-- START --

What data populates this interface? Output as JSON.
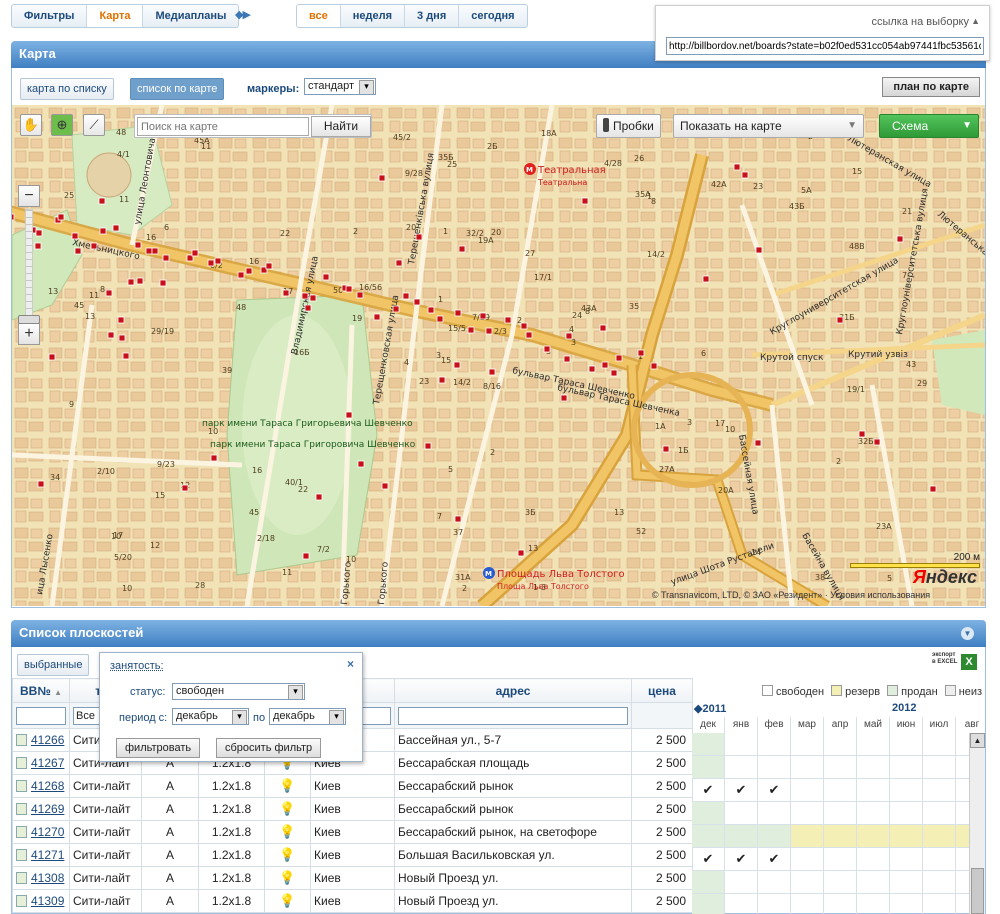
{
  "nav": {
    "main_tabs": [
      "Фильтры",
      "Карта",
      "Медиапланы"
    ],
    "active_main": 1,
    "arrows": "◆▶",
    "period_tabs": [
      "все",
      "неделя",
      "3 дня",
      "сегодня"
    ],
    "active_period": 0
  },
  "link_box": {
    "label": "ссылка на выборку",
    "toggle": "▲",
    "url": "http://billbordov.net/boards?state=b02f0ed531cc054ab97441fbc53561c9"
  },
  "map_panel": {
    "title": "Карта",
    "btn_list_map": "карта по списку",
    "btn_map_list": "список по карте",
    "markers_label": "маркеры:",
    "markers_value": "стандарт",
    "plan_button": "план по карте"
  },
  "map": {
    "search_placeholder": "Поиск на карте",
    "search_button": "Найти",
    "traffic_button": "Пробки",
    "show_on_map": "Показать на карте",
    "scheme_button": "Схема",
    "zoom_in": "+",
    "zoom_out": "−",
    "scale_label": "200 м",
    "copyright": "© Transnavicom, LTD, © ЗАО «Резидент» · Условия использования",
    "logo_ya": "Я",
    "logo_rest": "ндекс",
    "labels": {
      "metro_teatralna": "Театральная",
      "metro_teatralna_ua": "Театральна",
      "metro_tolstogo": "Площадь Льва Толстого",
      "metro_tolstogo_ua": "Площа Льва Толстого",
      "park_ua": "парк имени Тараса Григорьевича Шевченко",
      "park_ru": "парк имени Тараса Григоровича Шевченко",
      "blvd1": "бульвар Тараса Шевченко",
      "blvd2": "бульвар Тараса Шевченка",
      "volodymyrska": "Владимирская улица",
      "tereshchenkivska": "Терещенковская улица",
      "tereshchenkivska_ua": "Терещенківська вулиця",
      "leontovycha": "улица Леонтовича",
      "basseina": "Бассейная улица",
      "basseina_ua": "Басейна вулиця",
      "kruty": "Крутой спуск",
      "kruty_ua": "Крутий узвіз",
      "lyuteranska": "Лютеранская улица",
      "lyuteranska_ua": "Лютеранська вулиця",
      "universytetska": "Круглоуниверситетская улица",
      "universytetska_ua": "Круглоуніверситетська вулиця",
      "rustaveli": "улица Шота Руставели",
      "gorkogo": "Горького",
      "gorkogo_ua": "Горького",
      "khmelnytskogo": "Хмельницкого",
      "lysenka": "ица Лысенко"
    },
    "house_numbers": [
      "8/16",
      "16",
      "15",
      "17",
      "24",
      "22",
      "26",
      "20",
      "1",
      "3",
      "11",
      "5",
      "29/19",
      "21",
      "23",
      "14/2",
      "28",
      "1",
      "17/1",
      "12",
      "16/56",
      "5/20",
      "2/18",
      "32/2",
      "8",
      "10",
      "6",
      "25",
      "13",
      "1A",
      "7",
      "3",
      "7",
      "15/5",
      "22",
      "42A",
      "40/1",
      "38",
      "23A",
      "17",
      "18A",
      "50",
      "48",
      "27A",
      "11",
      "13",
      "4",
      "10",
      "37",
      "3",
      "15",
      "48B",
      "25",
      "1Б",
      "52",
      "45",
      "45A",
      "48",
      "3Б",
      "5А",
      "2Б",
      "16Б",
      "8",
      "16",
      "23",
      "5",
      "4/28",
      "9/28",
      "7/29",
      "34",
      "5",
      "10",
      "3",
      "17",
      "10",
      "4/1",
      "6/2",
      "9",
      "1",
      "13",
      "2",
      "12",
      "1",
      "32Б",
      "31A",
      "31Б",
      "2",
      "14",
      "1-3",
      "13",
      "35Б",
      "29",
      "35",
      "20A",
      "2/3",
      "2",
      "11",
      "2",
      "35A",
      "8",
      "39",
      "41",
      "43",
      "45",
      "10",
      "16",
      "7/2",
      "43A",
      "43Б",
      "19",
      "19/1",
      "11",
      "19A",
      "4",
      "12",
      "2/10",
      "14/2",
      "15",
      "20",
      "45/2",
      "9/23",
      "2",
      "27",
      "2",
      "6"
    ],
    "marker_count": 96
  },
  "list_panel": {
    "title": "Список плоскостей",
    "chosen_button": "выбранные",
    "excel_line1": "экспорт",
    "excel_line2": "в EXCEL",
    "excel_icon": "X",
    "columns": [
      "BB№",
      "тип",
      "",
      "",
      "",
      "",
      "адрес",
      "цена"
    ],
    "filter_type": "Все",
    "rows": [
      {
        "id": "41266",
        "type": "Сити-лайт",
        "side": "A",
        "size": "1.2x1.8",
        "city": "Киев",
        "address": "Бассейная ул., 5-7",
        "price": "2 500"
      },
      {
        "id": "41267",
        "type": "Сити-лайт",
        "side": "A",
        "size": "1.2x1.8",
        "city": "Киев",
        "address": "Бессарабская площадь",
        "price": "2 500"
      },
      {
        "id": "41268",
        "type": "Сити-лайт",
        "side": "A",
        "size": "1.2x1.8",
        "city": "Киев",
        "address": "Бессарабский рынок",
        "price": "2 500"
      },
      {
        "id": "41269",
        "type": "Сити-лайт",
        "side": "A",
        "size": "1.2x1.8",
        "city": "Киев",
        "address": "Бессарабский рынок",
        "price": "2 500"
      },
      {
        "id": "41270",
        "type": "Сити-лайт",
        "side": "A",
        "size": "1.2x1.8",
        "city": "Киев",
        "address": "Бессарабский рынок, на светофоре",
        "price": "2 500"
      },
      {
        "id": "41271",
        "type": "Сити-лайт",
        "side": "A",
        "size": "1.2x1.8",
        "city": "Киев",
        "address": "Большая Васильковская ул.",
        "price": "2 500"
      },
      {
        "id": "41308",
        "type": "Сити-лайт",
        "side": "A",
        "size": "1.2x1.8",
        "city": "Киев",
        "address": "Новый Проезд ул.",
        "price": "2 500"
      },
      {
        "id": "41309",
        "type": "Сити-лайт",
        "side": "A",
        "size": "1.2x1.8",
        "city": "Киев",
        "address": "Новый Проезд ул.",
        "price": "2 500"
      }
    ]
  },
  "calendar": {
    "legend": [
      {
        "label": "свободен",
        "color": "#ffffff"
      },
      {
        "label": "резерв",
        "color": "#f4f0b5"
      },
      {
        "label": "продан",
        "color": "#dfeedd"
      },
      {
        "label": "неиз",
        "color": "#eeeeee"
      }
    ],
    "year1": "◆2011",
    "year2": "2012",
    "months": [
      "дек",
      "янв",
      "фев",
      "мар",
      "апр",
      "май",
      "июн",
      "июл",
      "авг"
    ],
    "check": "✔",
    "rows": [
      [
        "green",
        "",
        "",
        "",
        "",
        "",
        "",
        "",
        ""
      ],
      [
        "green",
        "",
        "",
        "",
        "",
        "",
        "",
        "",
        ""
      ],
      [
        "check",
        "check",
        "check",
        "",
        "",
        "",
        "",
        "",
        ""
      ],
      [
        "green",
        "",
        "",
        "",
        "",
        "",
        "",
        "",
        ""
      ],
      [
        "green",
        "green",
        "green",
        "yellow",
        "yellow",
        "yellow",
        "yellow",
        "yellow",
        "yellow"
      ],
      [
        "check",
        "check",
        "check",
        "",
        "",
        "",
        "",
        "",
        ""
      ],
      [
        "green",
        "",
        "",
        "",
        "",
        "",
        "",
        "",
        ""
      ],
      [
        "green",
        "",
        "",
        "",
        "",
        "",
        "",
        "",
        ""
      ]
    ]
  },
  "filter_popup": {
    "title": "занятость:",
    "close": "×",
    "status_label": "статус:",
    "status_value": "свободен",
    "period_label": "период с:",
    "period_from": "декабрь",
    "period_to_label": "по",
    "period_to": "декабрь",
    "apply_button": "фильтровать",
    "reset_button": "сбросить фильтр"
  }
}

-- END --

▶ **What the exercise asks**: Nothing but the pictures may be dropped; output the records above exactly.

▶ **Written solution**:
What data populates this interface? Output as JSON.
{
  "nav": {
    "main_tabs": [
      "Фильтры",
      "Карта",
      "Медиапланы"
    ],
    "active_main": 1,
    "arrows": "◆▶",
    "period_tabs": [
      "все",
      "неделя",
      "3 дня",
      "сегодня"
    ],
    "active_period": 0
  },
  "link_box": {
    "label": "ссылка на выборку",
    "toggle": "▲",
    "url": "http://billbordov.net/boards?state=b02f0ed531cc054ab97441fbc53561c9"
  },
  "map_panel": {
    "title": "Карта",
    "btn_list_map": "карта по списку",
    "btn_map_list": "список по карте",
    "markers_label": "маркеры:",
    "markers_value": "стандарт",
    "plan_button": "план по карте"
  },
  "map": {
    "search_placeholder": "Поиск на карте",
    "search_button": "Найти",
    "traffic_button": "Пробки",
    "show_on_map": "Показать на карте",
    "scheme_button": "Схема",
    "zoom_in": "+",
    "zoom_out": "−",
    "scale_label": "200 м",
    "copyright": "© Transnavicom, LTD, © ЗАО «Резидент» · Условия использования",
    "logo_ya": "Я",
    "logo_rest": "ндекс",
    "labels": {
      "metro_teatralna": "Театральная",
      "metro_teatralna_ua": "Театральна",
      "metro_tolstogo": "Площадь Льва Толстого",
      "metro_tolstogo_ua": "Площа Льва Толстого",
      "park_ua": "парк имени Тараса Григорьевича Шевченко",
      "park_ru": "парк имени Тараса Григоровича Шевченко",
      "blvd1": "бульвар Тараса Шевченко",
      "blvd2": "бульвар Тараса Шевченка",
      "volodymyrska": "Владимирская улица",
      "tereshchenkivska": "Терещенковская улица",
      "tereshchenkivska_ua": "Терещенківська вулиця",
      "leontovycha": "улица Леонтовича",
      "basseina": "Бассейная улица",
      "basseina_ua": "Басейна вулиця",
      "kruty": "Крутой спуск",
      "kruty_ua": "Крутий узвіз",
      "lyuteranska": "Лютеранская улица",
      "lyuteranska_ua": "Лютеранська вулиця",
      "universytetska": "Круглоуниверситетская улица",
      "universytetska_ua": "Круглоуніверситетська вулиця",
      "rustaveli": "улица Шота Руставели",
      "gorkogo": "Горького",
      "gorkogo_ua": "Горького",
      "khmelnytskogo": "Хмельницкого",
      "lysenka": "ица Лысенко"
    },
    "house_numbers": [
      "8/16",
      "16",
      "15",
      "17",
      "24",
      "22",
      "26",
      "20",
      "1",
      "3",
      "11",
      "5",
      "29/19",
      "21",
      "23",
      "14/2",
      "28",
      "1",
      "17/1",
      "12",
      "16/56",
      "5/20",
      "2/18",
      "32/2",
      "8",
      "10",
      "6",
      "25",
      "13",
      "1A",
      "7",
      "3",
      "7",
      "15/5",
      "22",
      "42A",
      "40/1",
      "38",
      "23A",
      "17",
      "18A",
      "50",
      "48",
      "27A",
      "11",
      "13",
      "4",
      "10",
      "37",
      "3",
      "15",
      "48B",
      "25",
      "1Б",
      "52",
      "45",
      "45A",
      "48",
      "3Б",
      "5А",
      "2Б",
      "16Б",
      "8",
      "16",
      "23",
      "5",
      "4/28",
      "9/28",
      "7/29",
      "34",
      "5",
      "10",
      "3",
      "17",
      "10",
      "4/1",
      "6/2",
      "9",
      "1",
      "13",
      "2",
      "12",
      "1",
      "32Б",
      "31A",
      "31Б",
      "2",
      "14",
      "1-3",
      "13",
      "35Б",
      "29",
      "35",
      "20A",
      "2/3",
      "2",
      "11",
      "2",
      "35A",
      "8",
      "39",
      "41",
      "43",
      "45",
      "10",
      "16",
      "7/2",
      "43A",
      "43Б",
      "19",
      "19/1",
      "11",
      "19A",
      "4",
      "12",
      "2/10",
      "14/2",
      "15",
      "20",
      "45/2",
      "9/23",
      "2",
      "27",
      "2",
      "6"
    ],
    "marker_count": 96
  },
  "list_panel": {
    "title": "Список плоскостей",
    "chosen_button": "выбранные",
    "excel_line1": "экспорт",
    "excel_line2": "в EXCEL",
    "excel_icon": "X",
    "columns": [
      "BB№",
      "тип",
      "",
      "",
      "",
      "",
      "адрес",
      "цена"
    ],
    "filter_type": "Все",
    "rows": [
      {
        "id": "41266",
        "type": "Сити-лайт",
        "side": "A",
        "size": "1.2x1.8",
        "city": "Киев",
        "address": "Бассейная ул., 5-7",
        "price": "2 500"
      },
      {
        "id": "41267",
        "type": "Сити-лайт",
        "side": "A",
        "size": "1.2x1.8",
        "city": "Киев",
        "address": "Бессарабская площадь",
        "price": "2 500"
      },
      {
        "id": "41268",
        "type": "Сити-лайт",
        "side": "A",
        "size": "1.2x1.8",
        "city": "Киев",
        "address": "Бессарабский рынок",
        "price": "2 500"
      },
      {
        "id": "41269",
        "type": "Сити-лайт",
        "side": "A",
        "size": "1.2x1.8",
        "city": "Киев",
        "address": "Бессарабский рынок",
        "price": "2 500"
      },
      {
        "id": "41270",
        "type": "Сити-лайт",
        "side": "A",
        "size": "1.2x1.8",
        "city": "Киев",
        "address": "Бессарабский рынок, на светофоре",
        "price": "2 500"
      },
      {
        "id": "41271",
        "type": "Сити-лайт",
        "side": "A",
        "size": "1.2x1.8",
        "city": "Киев",
        "address": "Большая Васильковская ул.",
        "price": "2 500"
      },
      {
        "id": "41308",
        "type": "Сити-лайт",
        "side": "A",
        "size": "1.2x1.8",
        "city": "Киев",
        "address": "Новый Проезд ул.",
        "price": "2 500"
      },
      {
        "id": "41309",
        "type": "Сити-лайт",
        "side": "A",
        "size": "1.2x1.8",
        "city": "Киев",
        "address": "Новый Проезд ул.",
        "price": "2 500"
      }
    ]
  },
  "calendar": {
    "legend": [
      {
        "label": "свободен",
        "color": "#ffffff"
      },
      {
        "label": "резерв",
        "color": "#f4f0b5"
      },
      {
        "label": "продан",
        "color": "#dfeedd"
      },
      {
        "label": "неиз",
        "color": "#eeeeee"
      }
    ],
    "year1": "◆2011",
    "year2": "2012",
    "months": [
      "дек",
      "янв",
      "фев",
      "мар",
      "апр",
      "май",
      "июн",
      "июл",
      "авг"
    ],
    "check": "✔",
    "rows": [
      [
        "green",
        "",
        "",
        "",
        "",
        "",
        "",
        "",
        ""
      ],
      [
        "green",
        "",
        "",
        "",
        "",
        "",
        "",
        "",
        ""
      ],
      [
        "check",
        "check",
        "check",
        "",
        "",
        "",
        "",
        "",
        ""
      ],
      [
        "green",
        "",
        "",
        "",
        "",
        "",
        "",
        "",
        ""
      ],
      [
        "green",
        "green",
        "green",
        "yellow",
        "yellow",
        "yellow",
        "yellow",
        "yellow",
        "yellow"
      ],
      [
        "check",
        "check",
        "check",
        "",
        "",
        "",
        "",
        "",
        ""
      ],
      [
        "green",
        "",
        "",
        "",
        "",
        "",
        "",
        "",
        ""
      ],
      [
        "green",
        "",
        "",
        "",
        "",
        "",
        "",
        "",
        ""
      ]
    ]
  },
  "filter_popup": {
    "title": "занятость:",
    "close": "×",
    "status_label": "статус:",
    "status_value": "свободен",
    "period_label": "период с:",
    "period_from": "декабрь",
    "period_to_label": "по",
    "period_to": "декабрь",
    "apply_button": "фильтровать",
    "reset_button": "сбросить фильтр"
  }
}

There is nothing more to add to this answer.